Task instructions.
#1 In the forum thread below about the mystery device, what date is given by the writing on the cap?
#2 In the forum thread below, turn the paragraph beginning "The black things can be moved around" into a short bulleted list that keeps its main facts.
#3 From the forum thread below, pull out the passage that opens with the words containing "I was thinking" and closes with "have no idea.", copying it word for word.

Source.
# What the **** is it?



## papaotis

maybe doorbell trans?


----------



## 480sparky

papaotis said:


> maybe doorbell trans?



Nope. That was this thing.


----------



## Rns

No idea, but it kind of looks like a old style heater you would find in a control cabinet.


----------



## papaotis

do any of those parts move? are they magnets?


----------



## 480sparky

The black things can be moved around, but they're not magnets. There's a loose spacer between each pair. The porcelain base is about 4" diameter and the whole thing isn't over 3" tall.


----------



## papaotis

hmm, a dinosaur contactor?


----------



## zac

The chime for the door bell? I know i'm reaching.
Try energizing it up and see what it does!!!


----------



## ablyss

It looks like one of those thing a ma jigs for a thing a ma jig :jester:


----------



## 480sparky

zac said:


> The chime for the door bell? I know i'm reaching.
> Try energizing it up and see what it does!!!



Screwed to the joists in the basement? :001_huh:

There was wiring in the kitchen for the old doorbell.


----------



## zac

480sparky said:


> Screwed to the joists in the basement? :001_huh:
> 
> There was wiring in the kitchen for the old doorbell.


I was thinking attic (even though it was stated where). We don't have basements around here!
Put a face shield on and wire that thing with a switch!
Well maybe not.


----------



## BBS

Are the black bits conductive? They looks almost like motor brushes.
Almost looks like it could be an adjustable resistor. Vary the height of the black pieces, changing the contact area... some kind of primitive voltage divider?
For what purpose I have no idea.


----------



## Sprink

http://www.google.com/patents/US807962


----------



## papaotis

sounds like a good explanation to me!


----------



## backstay

Looks a little like the old lightning protectors the phone company used in the pre 60's.


----------



## Switched

How could you seriously not like the trades?

This stuff never gets old and you never know everything. It is exciting to see, live, and make history. 

Better than sitting at a desk writing code for a program that is obsolete before it is finished....


----------



## Black Dog

480sparky said:


> Found this today as I was wrapping up a resi rewire. Screwed up in between the joists in the ceiling of the basement.
> 
> 
> 
> 
> 
> 
> 
> 
> 
> 
> 
> Center part unscrews to reveal:
> 
> 
> 
> 
> 
> 
> 
> 
> 
> 
> 
> Writing on the cap says Patented in USA April 14, 1904.
> 
> 
> And no....... I have no clue what it's for. No wires were connected to it.... this is exactly how I found it.

Raw records.

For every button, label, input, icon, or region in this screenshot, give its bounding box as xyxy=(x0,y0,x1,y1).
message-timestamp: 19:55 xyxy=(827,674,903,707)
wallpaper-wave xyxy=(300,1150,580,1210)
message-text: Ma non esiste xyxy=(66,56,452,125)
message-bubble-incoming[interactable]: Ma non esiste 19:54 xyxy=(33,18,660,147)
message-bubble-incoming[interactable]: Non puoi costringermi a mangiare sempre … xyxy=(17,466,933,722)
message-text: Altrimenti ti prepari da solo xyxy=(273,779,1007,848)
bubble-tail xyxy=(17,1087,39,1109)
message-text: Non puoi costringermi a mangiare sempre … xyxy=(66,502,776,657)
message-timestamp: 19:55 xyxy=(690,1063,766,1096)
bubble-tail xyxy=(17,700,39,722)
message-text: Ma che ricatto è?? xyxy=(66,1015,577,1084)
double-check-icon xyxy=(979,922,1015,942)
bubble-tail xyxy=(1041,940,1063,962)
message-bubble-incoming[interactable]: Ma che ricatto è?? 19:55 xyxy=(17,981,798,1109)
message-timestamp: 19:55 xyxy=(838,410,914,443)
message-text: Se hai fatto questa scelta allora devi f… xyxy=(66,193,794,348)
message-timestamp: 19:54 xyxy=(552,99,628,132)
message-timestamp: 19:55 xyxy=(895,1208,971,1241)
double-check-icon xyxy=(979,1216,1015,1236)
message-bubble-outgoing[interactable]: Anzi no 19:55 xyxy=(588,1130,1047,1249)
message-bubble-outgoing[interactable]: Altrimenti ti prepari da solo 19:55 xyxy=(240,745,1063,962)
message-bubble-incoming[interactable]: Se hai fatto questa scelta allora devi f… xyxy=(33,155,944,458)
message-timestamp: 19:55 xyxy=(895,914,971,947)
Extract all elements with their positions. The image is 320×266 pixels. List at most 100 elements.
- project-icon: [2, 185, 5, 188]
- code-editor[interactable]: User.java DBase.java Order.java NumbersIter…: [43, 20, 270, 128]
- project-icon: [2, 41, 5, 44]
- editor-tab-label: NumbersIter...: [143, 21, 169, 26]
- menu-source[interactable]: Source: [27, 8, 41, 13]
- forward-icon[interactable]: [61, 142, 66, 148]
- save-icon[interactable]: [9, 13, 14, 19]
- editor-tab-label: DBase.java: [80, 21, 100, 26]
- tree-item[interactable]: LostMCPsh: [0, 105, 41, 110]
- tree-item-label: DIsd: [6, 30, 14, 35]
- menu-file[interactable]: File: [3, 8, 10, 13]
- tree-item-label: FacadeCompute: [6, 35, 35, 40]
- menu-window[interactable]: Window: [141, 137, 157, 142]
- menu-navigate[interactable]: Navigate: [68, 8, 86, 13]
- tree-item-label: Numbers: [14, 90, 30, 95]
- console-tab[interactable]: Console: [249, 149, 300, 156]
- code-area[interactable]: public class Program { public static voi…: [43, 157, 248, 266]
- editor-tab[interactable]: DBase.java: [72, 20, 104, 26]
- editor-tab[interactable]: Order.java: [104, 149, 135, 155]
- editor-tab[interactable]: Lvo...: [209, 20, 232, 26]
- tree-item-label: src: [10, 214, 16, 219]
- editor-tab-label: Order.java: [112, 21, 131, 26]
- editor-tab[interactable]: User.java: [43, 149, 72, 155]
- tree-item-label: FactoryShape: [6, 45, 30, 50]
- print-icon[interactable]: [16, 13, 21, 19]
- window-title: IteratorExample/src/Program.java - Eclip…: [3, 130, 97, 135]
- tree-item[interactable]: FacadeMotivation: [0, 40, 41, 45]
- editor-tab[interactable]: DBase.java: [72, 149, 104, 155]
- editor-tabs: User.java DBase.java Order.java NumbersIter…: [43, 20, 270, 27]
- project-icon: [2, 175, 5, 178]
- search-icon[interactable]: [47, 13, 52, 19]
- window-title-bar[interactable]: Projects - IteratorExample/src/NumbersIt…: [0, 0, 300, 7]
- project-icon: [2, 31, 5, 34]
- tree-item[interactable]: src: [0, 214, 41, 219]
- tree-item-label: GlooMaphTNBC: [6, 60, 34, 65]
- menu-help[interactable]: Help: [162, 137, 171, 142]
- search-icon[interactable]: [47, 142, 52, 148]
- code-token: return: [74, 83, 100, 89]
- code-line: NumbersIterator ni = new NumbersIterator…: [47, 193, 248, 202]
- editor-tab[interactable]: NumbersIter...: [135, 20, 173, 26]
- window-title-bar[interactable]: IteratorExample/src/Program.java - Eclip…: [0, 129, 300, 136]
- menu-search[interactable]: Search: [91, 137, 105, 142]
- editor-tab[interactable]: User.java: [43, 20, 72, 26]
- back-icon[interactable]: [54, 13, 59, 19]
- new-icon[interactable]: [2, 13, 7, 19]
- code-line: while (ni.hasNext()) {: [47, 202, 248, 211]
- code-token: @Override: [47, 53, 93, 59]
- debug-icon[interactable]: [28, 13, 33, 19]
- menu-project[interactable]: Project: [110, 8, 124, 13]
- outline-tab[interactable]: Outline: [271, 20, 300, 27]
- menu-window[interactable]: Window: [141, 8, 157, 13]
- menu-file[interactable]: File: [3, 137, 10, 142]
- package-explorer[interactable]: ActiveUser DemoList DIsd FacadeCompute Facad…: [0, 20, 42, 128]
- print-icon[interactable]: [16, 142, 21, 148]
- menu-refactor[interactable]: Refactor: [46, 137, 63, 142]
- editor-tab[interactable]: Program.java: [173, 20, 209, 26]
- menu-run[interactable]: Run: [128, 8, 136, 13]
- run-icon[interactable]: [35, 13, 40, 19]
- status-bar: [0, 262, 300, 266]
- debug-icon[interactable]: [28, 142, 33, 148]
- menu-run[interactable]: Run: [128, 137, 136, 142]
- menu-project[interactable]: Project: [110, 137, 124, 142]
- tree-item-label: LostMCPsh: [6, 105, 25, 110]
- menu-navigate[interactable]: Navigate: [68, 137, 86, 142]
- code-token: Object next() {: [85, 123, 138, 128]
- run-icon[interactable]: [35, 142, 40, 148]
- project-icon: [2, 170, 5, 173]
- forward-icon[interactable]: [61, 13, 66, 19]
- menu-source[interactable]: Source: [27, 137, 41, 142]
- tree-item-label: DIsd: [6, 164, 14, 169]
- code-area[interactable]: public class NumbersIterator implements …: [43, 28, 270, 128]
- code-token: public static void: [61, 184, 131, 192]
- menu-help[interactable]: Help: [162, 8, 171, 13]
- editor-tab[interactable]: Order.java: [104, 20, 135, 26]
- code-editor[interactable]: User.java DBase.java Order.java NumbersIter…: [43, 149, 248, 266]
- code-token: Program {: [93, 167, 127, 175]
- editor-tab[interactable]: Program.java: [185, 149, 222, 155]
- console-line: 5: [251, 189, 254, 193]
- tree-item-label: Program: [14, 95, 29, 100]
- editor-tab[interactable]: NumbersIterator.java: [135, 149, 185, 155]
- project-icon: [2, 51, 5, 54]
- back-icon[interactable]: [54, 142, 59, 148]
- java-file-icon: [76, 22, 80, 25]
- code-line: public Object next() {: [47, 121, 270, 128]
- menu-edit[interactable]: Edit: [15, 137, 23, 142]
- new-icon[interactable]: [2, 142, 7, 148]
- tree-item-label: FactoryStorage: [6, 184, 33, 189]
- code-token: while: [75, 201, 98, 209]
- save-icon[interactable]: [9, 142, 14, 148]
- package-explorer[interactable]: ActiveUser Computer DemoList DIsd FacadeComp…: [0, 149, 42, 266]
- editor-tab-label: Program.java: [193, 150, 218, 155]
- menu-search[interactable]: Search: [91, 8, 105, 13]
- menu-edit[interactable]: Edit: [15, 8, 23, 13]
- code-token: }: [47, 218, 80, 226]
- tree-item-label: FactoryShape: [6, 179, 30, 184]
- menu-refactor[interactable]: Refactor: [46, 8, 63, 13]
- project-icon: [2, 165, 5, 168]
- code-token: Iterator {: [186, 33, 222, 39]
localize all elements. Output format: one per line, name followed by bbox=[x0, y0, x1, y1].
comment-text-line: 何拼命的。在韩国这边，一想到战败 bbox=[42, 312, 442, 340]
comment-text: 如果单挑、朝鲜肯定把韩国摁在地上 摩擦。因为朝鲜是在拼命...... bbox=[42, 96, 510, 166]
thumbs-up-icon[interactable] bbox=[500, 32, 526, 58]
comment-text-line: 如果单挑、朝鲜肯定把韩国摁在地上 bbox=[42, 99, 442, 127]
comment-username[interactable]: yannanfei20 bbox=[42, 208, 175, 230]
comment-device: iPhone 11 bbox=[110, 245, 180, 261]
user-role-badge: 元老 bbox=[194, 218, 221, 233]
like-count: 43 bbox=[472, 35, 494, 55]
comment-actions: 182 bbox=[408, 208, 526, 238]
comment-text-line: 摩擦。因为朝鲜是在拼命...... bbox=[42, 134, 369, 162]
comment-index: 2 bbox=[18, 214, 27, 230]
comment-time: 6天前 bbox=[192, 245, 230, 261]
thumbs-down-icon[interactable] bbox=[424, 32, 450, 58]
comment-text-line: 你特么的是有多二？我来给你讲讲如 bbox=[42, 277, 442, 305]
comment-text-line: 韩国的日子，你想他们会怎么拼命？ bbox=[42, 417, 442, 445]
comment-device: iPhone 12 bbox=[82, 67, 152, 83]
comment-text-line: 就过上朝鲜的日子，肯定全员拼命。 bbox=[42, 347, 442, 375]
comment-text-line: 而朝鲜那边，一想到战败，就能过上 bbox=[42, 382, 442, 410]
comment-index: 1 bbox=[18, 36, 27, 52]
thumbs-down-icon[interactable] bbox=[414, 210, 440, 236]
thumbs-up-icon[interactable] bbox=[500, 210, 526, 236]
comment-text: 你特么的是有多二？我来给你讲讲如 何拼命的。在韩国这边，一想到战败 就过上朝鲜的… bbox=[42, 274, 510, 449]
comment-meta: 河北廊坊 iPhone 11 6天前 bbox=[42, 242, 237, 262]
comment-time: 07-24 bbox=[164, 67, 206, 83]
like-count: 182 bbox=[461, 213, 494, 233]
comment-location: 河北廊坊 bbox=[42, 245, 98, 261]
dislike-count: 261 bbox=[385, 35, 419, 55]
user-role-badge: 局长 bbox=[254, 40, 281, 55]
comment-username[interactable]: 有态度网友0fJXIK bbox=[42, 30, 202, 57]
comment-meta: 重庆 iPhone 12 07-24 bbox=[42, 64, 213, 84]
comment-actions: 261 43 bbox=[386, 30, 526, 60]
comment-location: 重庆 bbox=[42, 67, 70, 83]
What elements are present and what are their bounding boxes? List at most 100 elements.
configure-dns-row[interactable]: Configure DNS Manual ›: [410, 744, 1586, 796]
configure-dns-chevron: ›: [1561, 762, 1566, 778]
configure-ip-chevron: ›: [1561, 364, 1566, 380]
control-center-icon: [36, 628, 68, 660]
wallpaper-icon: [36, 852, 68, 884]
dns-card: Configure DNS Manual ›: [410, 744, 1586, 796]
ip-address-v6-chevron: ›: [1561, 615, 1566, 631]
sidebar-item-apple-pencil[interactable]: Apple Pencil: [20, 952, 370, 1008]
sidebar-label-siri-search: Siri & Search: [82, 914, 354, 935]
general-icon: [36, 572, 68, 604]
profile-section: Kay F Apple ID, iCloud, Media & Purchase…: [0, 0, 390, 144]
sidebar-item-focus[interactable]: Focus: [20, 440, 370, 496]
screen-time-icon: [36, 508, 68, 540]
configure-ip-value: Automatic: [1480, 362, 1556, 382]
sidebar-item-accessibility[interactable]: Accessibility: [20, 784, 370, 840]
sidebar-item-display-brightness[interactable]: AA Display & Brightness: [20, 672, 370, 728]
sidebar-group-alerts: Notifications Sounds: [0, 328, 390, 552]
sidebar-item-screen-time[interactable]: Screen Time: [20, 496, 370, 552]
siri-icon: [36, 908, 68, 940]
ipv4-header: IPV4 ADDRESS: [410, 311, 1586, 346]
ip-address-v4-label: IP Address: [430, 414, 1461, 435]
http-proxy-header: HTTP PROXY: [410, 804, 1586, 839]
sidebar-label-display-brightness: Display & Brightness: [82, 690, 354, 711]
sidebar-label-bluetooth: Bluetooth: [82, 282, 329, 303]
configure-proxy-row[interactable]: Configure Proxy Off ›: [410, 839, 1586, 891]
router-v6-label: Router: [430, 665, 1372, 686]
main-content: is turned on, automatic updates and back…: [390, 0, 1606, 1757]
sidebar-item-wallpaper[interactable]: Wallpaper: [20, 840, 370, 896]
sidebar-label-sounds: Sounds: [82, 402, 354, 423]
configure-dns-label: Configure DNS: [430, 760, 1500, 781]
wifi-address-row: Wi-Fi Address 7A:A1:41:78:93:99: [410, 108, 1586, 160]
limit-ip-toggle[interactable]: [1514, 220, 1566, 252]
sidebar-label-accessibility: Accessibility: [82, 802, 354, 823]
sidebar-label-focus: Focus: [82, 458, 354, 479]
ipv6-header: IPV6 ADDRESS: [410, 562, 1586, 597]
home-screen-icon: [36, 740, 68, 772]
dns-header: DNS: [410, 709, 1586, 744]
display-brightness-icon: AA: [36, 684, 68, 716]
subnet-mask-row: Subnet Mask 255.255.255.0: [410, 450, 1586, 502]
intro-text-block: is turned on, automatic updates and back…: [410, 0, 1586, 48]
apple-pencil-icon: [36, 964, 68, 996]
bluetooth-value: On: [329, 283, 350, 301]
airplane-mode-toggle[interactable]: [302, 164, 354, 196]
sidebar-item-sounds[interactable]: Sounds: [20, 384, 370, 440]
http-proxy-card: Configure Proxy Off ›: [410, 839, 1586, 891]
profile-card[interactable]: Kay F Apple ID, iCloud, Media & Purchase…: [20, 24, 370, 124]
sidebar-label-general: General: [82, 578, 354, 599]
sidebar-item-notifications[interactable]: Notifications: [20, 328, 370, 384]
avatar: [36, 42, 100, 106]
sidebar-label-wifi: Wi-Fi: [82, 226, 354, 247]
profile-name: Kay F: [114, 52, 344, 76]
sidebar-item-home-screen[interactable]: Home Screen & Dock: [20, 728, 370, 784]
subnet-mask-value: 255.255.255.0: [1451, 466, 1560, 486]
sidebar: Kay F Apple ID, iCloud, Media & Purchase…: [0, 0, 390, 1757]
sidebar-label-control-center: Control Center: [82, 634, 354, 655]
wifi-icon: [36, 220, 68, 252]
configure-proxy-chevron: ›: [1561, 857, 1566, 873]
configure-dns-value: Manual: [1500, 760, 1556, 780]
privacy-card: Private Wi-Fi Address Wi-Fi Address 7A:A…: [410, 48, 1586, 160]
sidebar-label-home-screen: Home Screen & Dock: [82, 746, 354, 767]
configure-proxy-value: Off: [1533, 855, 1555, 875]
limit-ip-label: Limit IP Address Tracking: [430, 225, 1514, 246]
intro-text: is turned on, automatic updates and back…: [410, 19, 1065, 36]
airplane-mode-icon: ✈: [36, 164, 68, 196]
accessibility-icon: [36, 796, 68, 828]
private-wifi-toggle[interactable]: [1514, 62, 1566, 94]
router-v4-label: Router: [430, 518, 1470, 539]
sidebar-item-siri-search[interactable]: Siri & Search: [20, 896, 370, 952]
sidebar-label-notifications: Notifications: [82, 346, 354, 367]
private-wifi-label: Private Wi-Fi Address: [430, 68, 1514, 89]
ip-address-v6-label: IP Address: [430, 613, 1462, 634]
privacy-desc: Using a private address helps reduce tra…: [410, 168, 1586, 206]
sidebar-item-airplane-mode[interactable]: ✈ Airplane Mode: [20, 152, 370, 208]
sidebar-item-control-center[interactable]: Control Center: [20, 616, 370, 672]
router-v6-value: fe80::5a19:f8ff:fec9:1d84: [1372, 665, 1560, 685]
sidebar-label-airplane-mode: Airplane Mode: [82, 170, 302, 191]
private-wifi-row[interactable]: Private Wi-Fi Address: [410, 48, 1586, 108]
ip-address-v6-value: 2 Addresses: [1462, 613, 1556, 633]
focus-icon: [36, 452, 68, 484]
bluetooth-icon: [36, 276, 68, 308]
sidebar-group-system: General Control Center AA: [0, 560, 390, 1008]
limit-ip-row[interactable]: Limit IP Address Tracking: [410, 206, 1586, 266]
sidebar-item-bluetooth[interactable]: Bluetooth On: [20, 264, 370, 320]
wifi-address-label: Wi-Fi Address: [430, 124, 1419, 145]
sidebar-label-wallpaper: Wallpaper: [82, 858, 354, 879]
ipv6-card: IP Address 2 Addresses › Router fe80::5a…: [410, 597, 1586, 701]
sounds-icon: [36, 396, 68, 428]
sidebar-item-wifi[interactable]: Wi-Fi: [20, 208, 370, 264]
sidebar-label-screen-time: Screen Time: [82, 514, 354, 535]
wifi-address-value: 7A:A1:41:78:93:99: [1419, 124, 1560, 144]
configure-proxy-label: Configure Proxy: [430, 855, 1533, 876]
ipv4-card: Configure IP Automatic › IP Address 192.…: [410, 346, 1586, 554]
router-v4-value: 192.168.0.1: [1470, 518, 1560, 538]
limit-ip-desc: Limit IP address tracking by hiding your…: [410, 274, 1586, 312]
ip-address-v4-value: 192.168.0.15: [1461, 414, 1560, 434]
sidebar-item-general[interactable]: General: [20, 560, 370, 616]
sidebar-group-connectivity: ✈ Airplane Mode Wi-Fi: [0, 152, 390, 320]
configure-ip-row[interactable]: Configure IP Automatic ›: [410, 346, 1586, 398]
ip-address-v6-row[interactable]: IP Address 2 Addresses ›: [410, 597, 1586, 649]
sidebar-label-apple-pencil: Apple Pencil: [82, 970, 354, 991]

Results by task.
#1 The cap says it was patented in the USA on April 14, 1904.

#2
- The black pieces can be moved around but are not magnets.
- There is a loose spacer between each pair.
- The porcelain base is about 4" in diameter.
- The whole device is no more than 3" tall.

#3
I was thinking attic (even though it was stated where). We don't have basements around here!
Put a face shield on and wire that thing with a switch!
Well maybe not.


----------



## BBS

Are the black bits conductive? They looks almost like motor brushes.
Almost looks like it could be an adjustable resistor. Vary the height of the black pieces, changing the contact area... some kind of primitive voltage divider?
For what purpose I have no idea.